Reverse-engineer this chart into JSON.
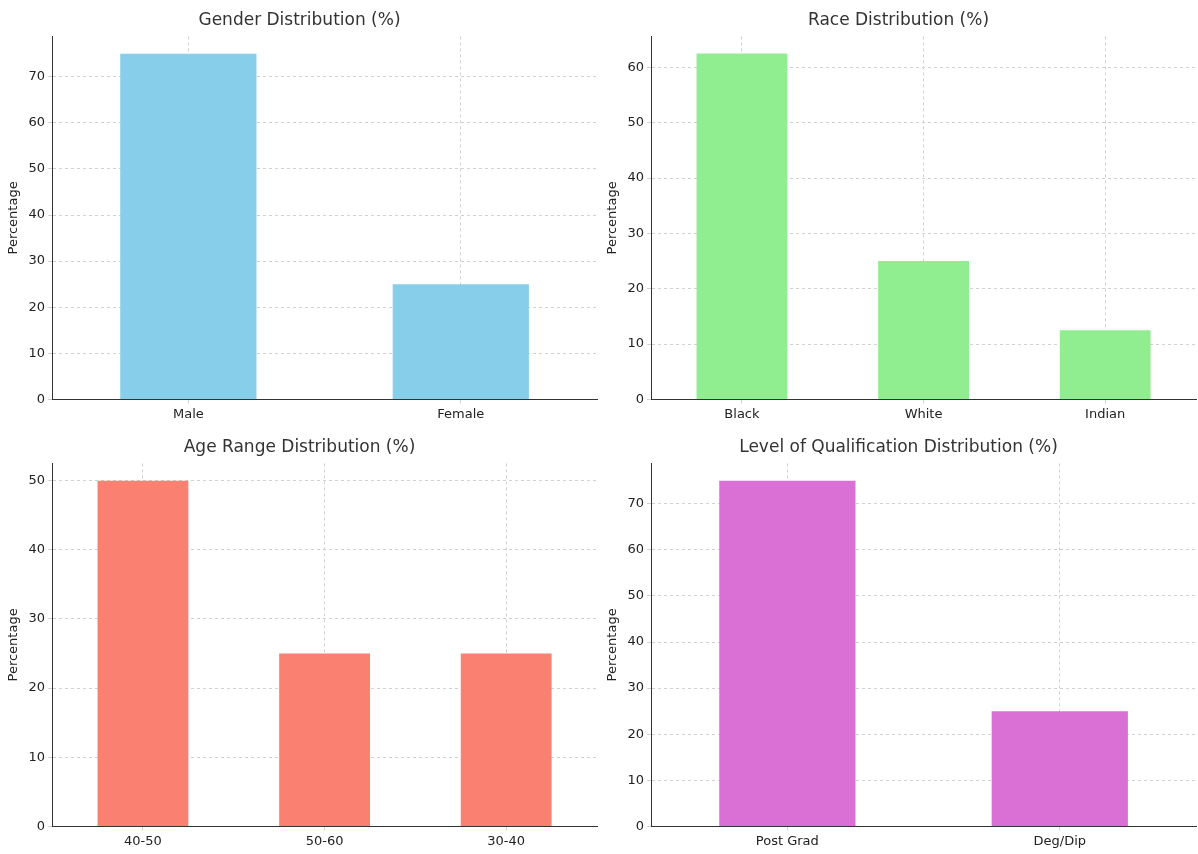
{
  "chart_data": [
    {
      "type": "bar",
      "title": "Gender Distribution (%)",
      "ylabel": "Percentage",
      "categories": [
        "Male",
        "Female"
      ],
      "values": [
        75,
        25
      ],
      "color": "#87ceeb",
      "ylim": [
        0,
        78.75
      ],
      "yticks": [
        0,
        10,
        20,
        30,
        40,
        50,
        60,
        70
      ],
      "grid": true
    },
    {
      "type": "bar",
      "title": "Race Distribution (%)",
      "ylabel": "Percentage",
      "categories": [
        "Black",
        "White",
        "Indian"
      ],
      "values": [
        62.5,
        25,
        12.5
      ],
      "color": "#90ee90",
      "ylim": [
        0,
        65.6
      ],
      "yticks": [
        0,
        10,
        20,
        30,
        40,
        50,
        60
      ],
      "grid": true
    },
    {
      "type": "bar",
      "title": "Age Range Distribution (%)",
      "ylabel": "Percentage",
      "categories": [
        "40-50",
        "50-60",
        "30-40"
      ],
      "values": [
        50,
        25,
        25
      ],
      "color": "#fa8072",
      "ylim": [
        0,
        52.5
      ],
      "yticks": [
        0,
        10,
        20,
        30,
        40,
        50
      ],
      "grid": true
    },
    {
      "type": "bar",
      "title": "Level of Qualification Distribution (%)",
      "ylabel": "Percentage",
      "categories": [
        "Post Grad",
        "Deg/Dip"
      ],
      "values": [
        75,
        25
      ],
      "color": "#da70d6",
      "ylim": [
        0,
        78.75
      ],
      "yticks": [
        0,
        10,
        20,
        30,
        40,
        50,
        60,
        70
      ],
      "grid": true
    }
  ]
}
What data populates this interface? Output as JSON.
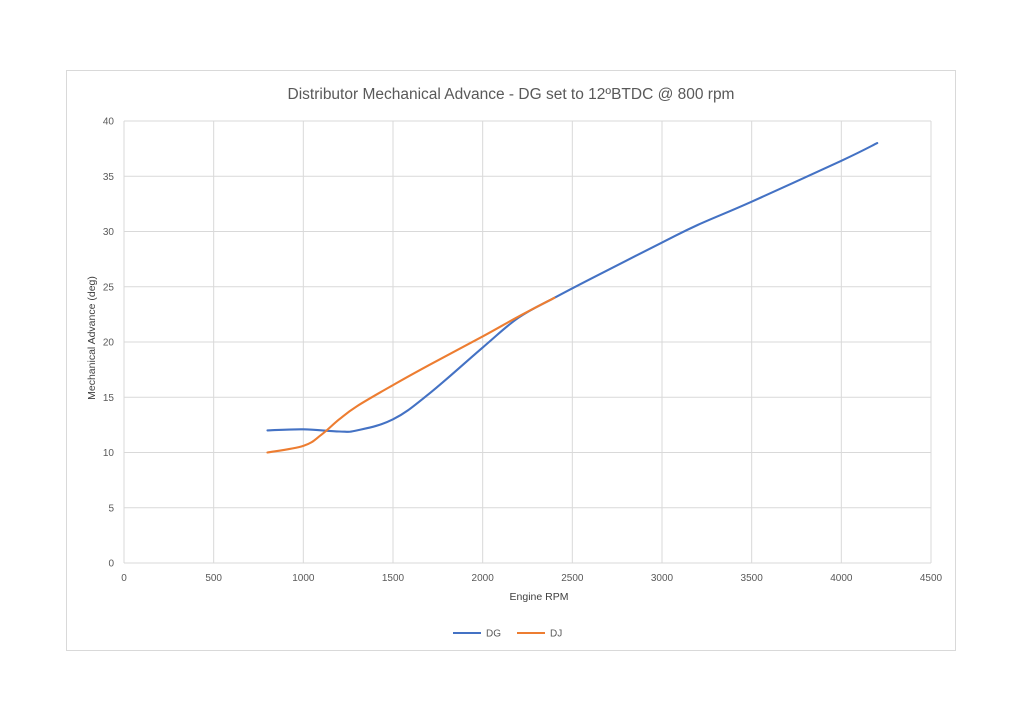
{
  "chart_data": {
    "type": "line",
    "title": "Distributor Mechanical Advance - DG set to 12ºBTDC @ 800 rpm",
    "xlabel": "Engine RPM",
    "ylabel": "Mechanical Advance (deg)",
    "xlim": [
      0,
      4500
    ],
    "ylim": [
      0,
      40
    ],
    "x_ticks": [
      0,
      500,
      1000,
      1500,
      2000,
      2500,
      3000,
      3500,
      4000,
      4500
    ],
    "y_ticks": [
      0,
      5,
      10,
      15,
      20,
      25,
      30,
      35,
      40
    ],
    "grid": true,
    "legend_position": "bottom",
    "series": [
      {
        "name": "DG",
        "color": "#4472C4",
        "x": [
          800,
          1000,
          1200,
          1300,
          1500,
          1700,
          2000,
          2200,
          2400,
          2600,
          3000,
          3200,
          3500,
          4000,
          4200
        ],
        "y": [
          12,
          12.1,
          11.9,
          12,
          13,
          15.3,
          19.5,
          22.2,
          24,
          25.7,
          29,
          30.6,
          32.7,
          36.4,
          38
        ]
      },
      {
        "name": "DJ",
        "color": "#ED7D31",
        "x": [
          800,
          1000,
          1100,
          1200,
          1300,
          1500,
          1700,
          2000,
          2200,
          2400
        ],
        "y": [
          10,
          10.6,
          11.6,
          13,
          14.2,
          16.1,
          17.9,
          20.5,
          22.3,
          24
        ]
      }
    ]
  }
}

- _EXERCISE_: Restate the data above word for word. Do not include the images.

- _THE ANSWER_:
Reverse-engineer this chart into JSON.
{
  "chart_data": [
    {
      "type": "bar",
      "title": "Gender Distribution (%)",
      "ylabel": "Percentage",
      "categories": [
        "Male",
        "Female"
      ],
      "values": [
        75,
        25
      ],
      "color": "#87ceeb",
      "ylim": [
        0,
        78.75
      ],
      "yticks": [
        0,
        10,
        20,
        30,
        40,
        50,
        60,
        70
      ],
      "grid": true
    },
    {
      "type": "bar",
      "title": "Race Distribution (%)",
      "ylabel": "Percentage",
      "categories": [
        "Black",
        "White",
        "Indian"
      ],
      "values": [
        62.5,
        25,
        12.5
      ],
      "color": "#90ee90",
      "ylim": [
        0,
        65.6
      ],
      "yticks": [
        0,
        10,
        20,
        30,
        40,
        50,
        60
      ],
      "grid": true
    },
    {
      "type": "bar",
      "title": "Age Range Distribution (%)",
      "ylabel": "Percentage",
      "categories": [
        "40-50",
        "50-60",
        "30-40"
      ],
      "values": [
        50,
        25,
        25
      ],
      "color": "#fa8072",
      "ylim": [
        0,
        52.5
      ],
      "yticks": [
        0,
        10,
        20,
        30,
        40,
        50
      ],
      "grid": true
    },
    {
      "type": "bar",
      "title": "Level of Qualification Distribution (%)",
      "ylabel": "Percentage",
      "categories": [
        "Post Grad",
        "Deg/Dip"
      ],
      "values": [
        75,
        25
      ],
      "color": "#da70d6",
      "ylim": [
        0,
        78.75
      ],
      "yticks": [
        0,
        10,
        20,
        30,
        40,
        50,
        60,
        70
      ],
      "grid": true
    }
  ]
}
What data populates this interface? Output as JSON.
{
  "chart_data": {
    "type": "line",
    "title": "Distributor Mechanical Advance - DG set to 12ºBTDC @ 800 rpm",
    "xlabel": "Engine RPM",
    "ylabel": "Mechanical Advance (deg)",
    "xlim": [
      0,
      4500
    ],
    "ylim": [
      0,
      40
    ],
    "x_ticks": [
      0,
      500,
      1000,
      1500,
      2000,
      2500,
      3000,
      3500,
      4000,
      4500
    ],
    "y_ticks": [
      0,
      5,
      10,
      15,
      20,
      25,
      30,
      35,
      40
    ],
    "grid": true,
    "legend_position": "bottom",
    "series": [
      {
        "name": "DG",
        "color": "#4472C4",
        "x": [
          800,
          1000,
          1200,
          1300,
          1500,
          1700,
          2000,
          2200,
          2400,
          2600,
          3000,
          3200,
          3500,
          4000,
          4200
        ],
        "y": [
          12,
          12.1,
          11.9,
          12,
          13,
          15.3,
          19.5,
          22.2,
          24,
          25.7,
          29,
          30.6,
          32.7,
          36.4,
          38
        ]
      },
      {
        "name": "DJ",
        "color": "#ED7D31",
        "x": [
          800,
          1000,
          1100,
          1200,
          1300,
          1500,
          1700,
          2000,
          2200,
          2400
        ],
        "y": [
          10,
          10.6,
          11.6,
          13,
          14.2,
          16.1,
          17.9,
          20.5,
          22.3,
          24
        ]
      }
    ]
  }
}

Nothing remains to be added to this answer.